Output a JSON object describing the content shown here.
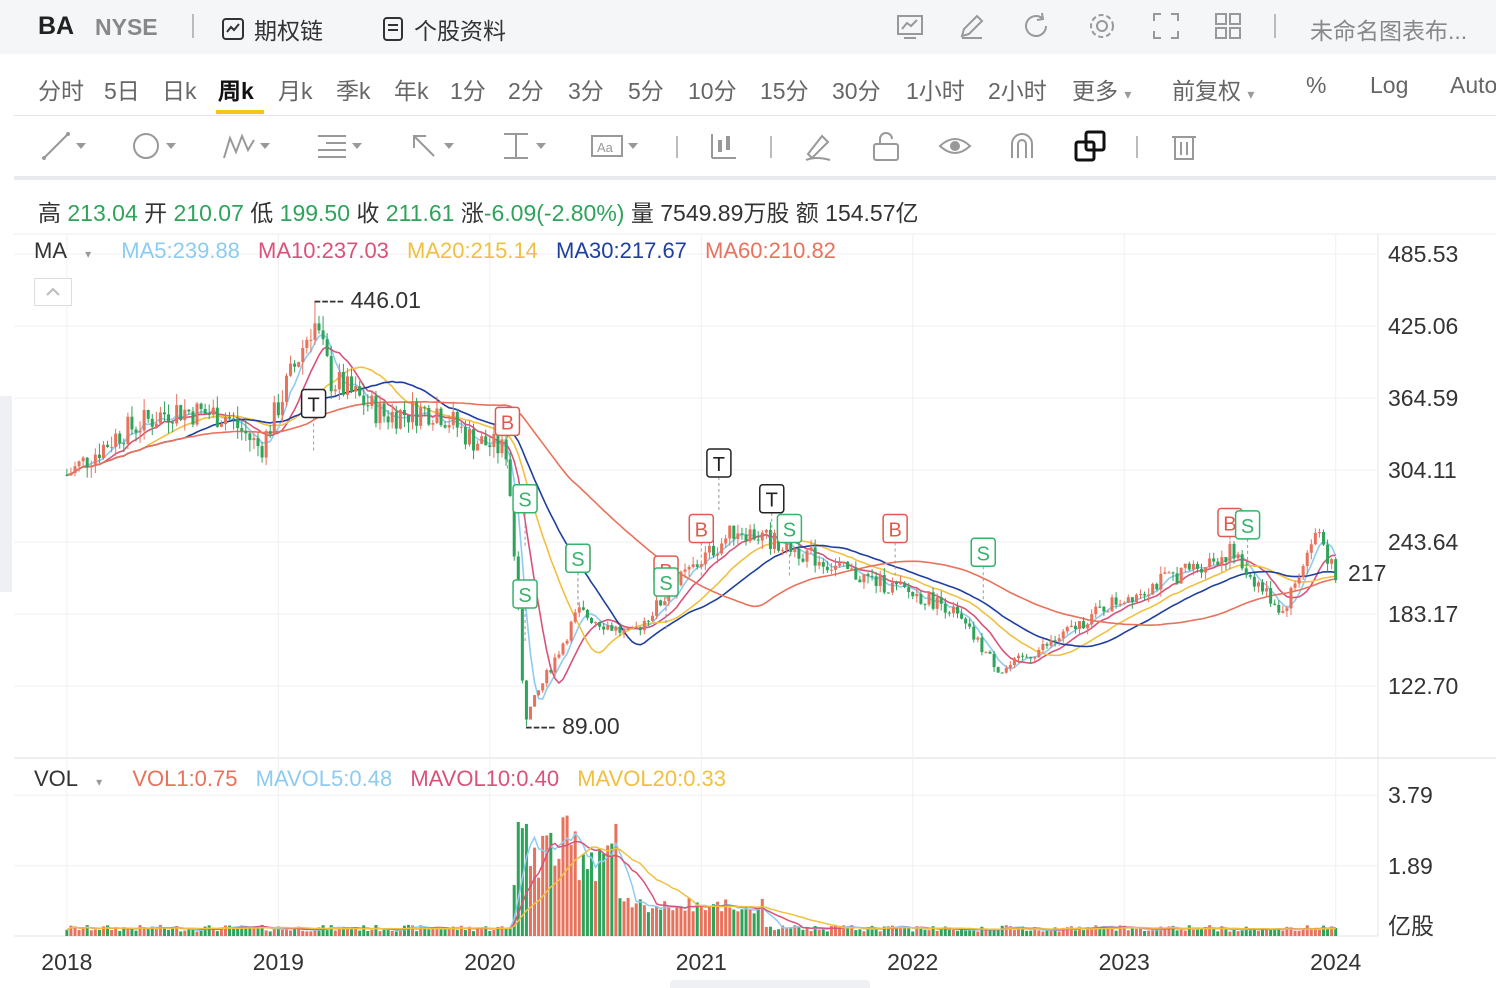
{
  "header": {
    "ticker": "BA",
    "exchange": "NYSE",
    "option_chain_label": "期权链",
    "profile_label": "个股资料",
    "layout_name": "未命名图表布..."
  },
  "periods": [
    {
      "label": "分时"
    },
    {
      "label": "5日"
    },
    {
      "label": "日k"
    },
    {
      "label": "周k",
      "active": true
    },
    {
      "label": "月k"
    },
    {
      "label": "季k"
    },
    {
      "label": "年k"
    },
    {
      "label": "1分"
    },
    {
      "label": "2分"
    },
    {
      "label": "3分"
    },
    {
      "label": "5分"
    },
    {
      "label": "10分"
    },
    {
      "label": "15分"
    },
    {
      "label": "30分"
    },
    {
      "label": "1小时"
    },
    {
      "label": "2小时"
    },
    {
      "label": "更多"
    },
    {
      "label": "前复权"
    },
    {
      "label": "%"
    },
    {
      "label": "Log"
    },
    {
      "label": "Auto"
    }
  ],
  "quote": {
    "high_label": "高",
    "high": "213.04",
    "open_label": "开",
    "open": "210.07",
    "low_label": "低",
    "low": "199.50",
    "close_label": "收",
    "close": "211.61",
    "change_label": "涨",
    "change": "-6.09(-2.80%)",
    "volume_label": "量",
    "volume": "7549.89万股",
    "amount_label": "额",
    "amount": "154.57亿"
  },
  "ma_legend": {
    "name": "MA",
    "items": [
      {
        "text": "MA5:239.88",
        "color": "#8ecbf0"
      },
      {
        "text": "MA10:237.03",
        "color": "#d9527a"
      },
      {
        "text": "MA20:215.14",
        "color": "#f0c040"
      },
      {
        "text": "MA30:217.67",
        "color": "#1f3f9e"
      },
      {
        "text": "MA60:210.82",
        "color": "#e8725c"
      }
    ]
  },
  "vol_legend": {
    "name": "VOL",
    "items": [
      {
        "text": "VOL1:0.75",
        "color": "#e8725c"
      },
      {
        "text": "MAVOL5:0.48",
        "color": "#8ecbf0"
      },
      {
        "text": "MAVOL10:0.40",
        "color": "#d9527a"
      },
      {
        "text": "MAVOL20:0.33",
        "color": "#f0c040"
      }
    ]
  },
  "price_axis": [
    "485.53",
    "425.06",
    "364.59",
    "304.11",
    "243.64",
    "183.17",
    "122.70"
  ],
  "vol_axis": [
    "3.79",
    "1.89",
    "亿股"
  ],
  "x_axis": [
    "2018",
    "2019",
    "2020",
    "2021",
    "2022",
    "2023",
    "2024"
  ],
  "annotations": {
    "high": "---- 446.01",
    "low": "---- 89.00",
    "last_price_partial": "217"
  },
  "chart_data": {
    "type": "candlestick",
    "title": "",
    "x_ticks": [
      "2018",
      "2019",
      "2020",
      "2021",
      "2022",
      "2023",
      "2024"
    ],
    "y_range": [
      100,
      505
    ],
    "colors": {
      "up": "#e8725c",
      "down": "#2ea35a"
    },
    "closes": [
      {
        "date": "2018-01",
        "value": 300
      },
      {
        "date": "2018-04",
        "value": 335
      },
      {
        "date": "2018-07",
        "value": 355
      },
      {
        "date": "2018-10",
        "value": 350
      },
      {
        "date": "2018-12",
        "value": 322
      },
      {
        "date": "2019-03",
        "value": 430
      },
      {
        "date": "2019-04",
        "value": 380
      },
      {
        "date": "2019-07",
        "value": 350
      },
      {
        "date": "2019-10",
        "value": 355
      },
      {
        "date": "2019-12",
        "value": 330
      },
      {
        "date": "2020-02",
        "value": 320
      },
      {
        "date": "2020-03",
        "value": 95
      },
      {
        "date": "2020-06",
        "value": 185
      },
      {
        "date": "2020-09",
        "value": 165
      },
      {
        "date": "2020-12",
        "value": 215
      },
      {
        "date": "2021-03",
        "value": 255
      },
      {
        "date": "2021-06",
        "value": 240
      },
      {
        "date": "2021-09",
        "value": 220
      },
      {
        "date": "2021-12",
        "value": 205
      },
      {
        "date": "2022-03",
        "value": 190
      },
      {
        "date": "2022-06",
        "value": 135
      },
      {
        "date": "2022-09",
        "value": 160
      },
      {
        "date": "2022-12",
        "value": 190
      },
      {
        "date": "2023-03",
        "value": 210
      },
      {
        "date": "2023-07",
        "value": 235
      },
      {
        "date": "2023-10",
        "value": 185
      },
      {
        "date": "2023-12",
        "value": 255
      },
      {
        "date": "2024-01",
        "value": 211.61
      }
    ],
    "markers": [
      {
        "label": "T",
        "date": "2019-03",
        "value": 360
      },
      {
        "label": "B",
        "date": "2020-02",
        "value": 345
      },
      {
        "label": "S",
        "date": "2020-03",
        "value": 280
      },
      {
        "label": "S",
        "date": "2020-03",
        "value": 200
      },
      {
        "label": "B",
        "date": "2020-06",
        "value": 230
      },
      {
        "label": "S",
        "date": "2020-06",
        "value": 230
      },
      {
        "label": "B",
        "date": "2020-11",
        "value": 220
      },
      {
        "label": "S",
        "date": "2020-11",
        "value": 210
      },
      {
        "label": "B",
        "date": "2021-01",
        "value": 255
      },
      {
        "label": "T",
        "date": "2021-02",
        "value": 310
      },
      {
        "label": "T",
        "date": "2021-05",
        "value": 280
      },
      {
        "label": "S",
        "date": "2021-06",
        "value": 255
      },
      {
        "label": "B",
        "date": "2021-12",
        "value": 255
      },
      {
        "label": "S",
        "date": "2022-05",
        "value": 235
      },
      {
        "label": "B",
        "date": "2023-07",
        "value": 260
      },
      {
        "label": "S",
        "date": "2023-08",
        "value": 258
      }
    ],
    "high_point": {
      "date": "2019-03",
      "value": 446.01
    },
    "low_point": {
      "date": "2020-03",
      "value": 89.0
    },
    "ma_lines": [
      "MA5",
      "MA10",
      "MA20",
      "MA30",
      "MA60"
    ],
    "volume_range": [
      0,
      4.2
    ],
    "volume_unit": "亿股"
  }
}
|---|
#### Objective
Except for the pictures, reproduce every line exactly.

#### Response for this exercise
Output a JSON object describing the content shown here.
{
  "header": {
    "ticker": "BA",
    "exchange": "NYSE",
    "option_chain_label": "期权链",
    "profile_label": "个股资料",
    "layout_name": "未命名图表布..."
  },
  "periods": [
    {
      "label": "分时"
    },
    {
      "label": "5日"
    },
    {
      "label": "日k"
    },
    {
      "label": "周k",
      "active": true
    },
    {
      "label": "月k"
    },
    {
      "label": "季k"
    },
    {
      "label": "年k"
    },
    {
      "label": "1分"
    },
    {
      "label": "2分"
    },
    {
      "label": "3分"
    },
    {
      "label": "5分"
    },
    {
      "label": "10分"
    },
    {
      "label": "15分"
    },
    {
      "label": "30分"
    },
    {
      "label": "1小时"
    },
    {
      "label": "2小时"
    },
    {
      "label": "更多"
    },
    {
      "label": "前复权"
    },
    {
      "label": "%"
    },
    {
      "label": "Log"
    },
    {
      "label": "Auto"
    }
  ],
  "quote": {
    "high_label": "高",
    "high": "213.04",
    "open_label": "开",
    "open": "210.07",
    "low_label": "低",
    "low": "199.50",
    "close_label": "收",
    "close": "211.61",
    "change_label": "涨",
    "change": "-6.09(-2.80%)",
    "volume_label": "量",
    "volume": "7549.89万股",
    "amount_label": "额",
    "amount": "154.57亿"
  },
  "ma_legend": {
    "name": "MA",
    "items": [
      {
        "text": "MA5:239.88",
        "color": "#8ecbf0"
      },
      {
        "text": "MA10:237.03",
        "color": "#d9527a"
      },
      {
        "text": "MA20:215.14",
        "color": "#f0c040"
      },
      {
        "text": "MA30:217.67",
        "color": "#1f3f9e"
      },
      {
        "text": "MA60:210.82",
        "color": "#e8725c"
      }
    ]
  },
  "vol_legend": {
    "name": "VOL",
    "items": [
      {
        "text": "VOL1:0.75",
        "color": "#e8725c"
      },
      {
        "text": "MAVOL5:0.48",
        "color": "#8ecbf0"
      },
      {
        "text": "MAVOL10:0.40",
        "color": "#d9527a"
      },
      {
        "text": "MAVOL20:0.33",
        "color": "#f0c040"
      }
    ]
  },
  "price_axis": [
    "485.53",
    "425.06",
    "364.59",
    "304.11",
    "243.64",
    "183.17",
    "122.70"
  ],
  "vol_axis": [
    "3.79",
    "1.89",
    "亿股"
  ],
  "x_axis": [
    "2018",
    "2019",
    "2020",
    "2021",
    "2022",
    "2023",
    "2024"
  ],
  "annotations": {
    "high": "---- 446.01",
    "low": "---- 89.00",
    "last_price_partial": "217"
  },
  "chart_data": {
    "type": "candlestick",
    "title": "",
    "x_ticks": [
      "2018",
      "2019",
      "2020",
      "2021",
      "2022",
      "2023",
      "2024"
    ],
    "y_range": [
      100,
      505
    ],
    "colors": {
      "up": "#e8725c",
      "down": "#2ea35a"
    },
    "closes": [
      {
        "date": "2018-01",
        "value": 300
      },
      {
        "date": "2018-04",
        "value": 335
      },
      {
        "date": "2018-07",
        "value": 355
      },
      {
        "date": "2018-10",
        "value": 350
      },
      {
        "date": "2018-12",
        "value": 322
      },
      {
        "date": "2019-03",
        "value": 430
      },
      {
        "date": "2019-04",
        "value": 380
      },
      {
        "date": "2019-07",
        "value": 350
      },
      {
        "date": "2019-10",
        "value": 355
      },
      {
        "date": "2019-12",
        "value": 330
      },
      {
        "date": "2020-02",
        "value": 320
      },
      {
        "date": "2020-03",
        "value": 95
      },
      {
        "date": "2020-06",
        "value": 185
      },
      {
        "date": "2020-09",
        "value": 165
      },
      {
        "date": "2020-12",
        "value": 215
      },
      {
        "date": "2021-03",
        "value": 255
      },
      {
        "date": "2021-06",
        "value": 240
      },
      {
        "date": "2021-09",
        "value": 220
      },
      {
        "date": "2021-12",
        "value": 205
      },
      {
        "date": "2022-03",
        "value": 190
      },
      {
        "date": "2022-06",
        "value": 135
      },
      {
        "date": "2022-09",
        "value": 160
      },
      {
        "date": "2022-12",
        "value": 190
      },
      {
        "date": "2023-03",
        "value": 210
      },
      {
        "date": "2023-07",
        "value": 235
      },
      {
        "date": "2023-10",
        "value": 185
      },
      {
        "date": "2023-12",
        "value": 255
      },
      {
        "date": "2024-01",
        "value": 211.61
      }
    ],
    "markers": [
      {
        "label": "T",
        "date": "2019-03",
        "value": 360
      },
      {
        "label": "B",
        "date": "2020-02",
        "value": 345
      },
      {
        "label": "S",
        "date": "2020-03",
        "value": 280
      },
      {
        "label": "S",
        "date": "2020-03",
        "value": 200
      },
      {
        "label": "B",
        "date": "2020-06",
        "value": 230
      },
      {
        "label": "S",
        "date": "2020-06",
        "value": 230
      },
      {
        "label": "B",
        "date": "2020-11",
        "value": 220
      },
      {
        "label": "S",
        "date": "2020-11",
        "value": 210
      },
      {
        "label": "B",
        "date": "2021-01",
        "value": 255
      },
      {
        "label": "T",
        "date": "2021-02",
        "value": 310
      },
      {
        "label": "T",
        "date": "2021-05",
        "value": 280
      },
      {
        "label": "S",
        "date": "2021-06",
        "value": 255
      },
      {
        "label": "B",
        "date": "2021-12",
        "value": 255
      },
      {
        "label": "S",
        "date": "2022-05",
        "value": 235
      },
      {
        "label": "B",
        "date": "2023-07",
        "value": 260
      },
      {
        "label": "S",
        "date": "2023-08",
        "value": 258
      }
    ],
    "high_point": {
      "date": "2019-03",
      "value": 446.01
    },
    "low_point": {
      "date": "2020-03",
      "value": 89.0
    },
    "ma_lines": [
      "MA5",
      "MA10",
      "MA20",
      "MA30",
      "MA60"
    ],
    "volume_range": [
      0,
      4.2
    ],
    "volume_unit": "亿股"
  }
}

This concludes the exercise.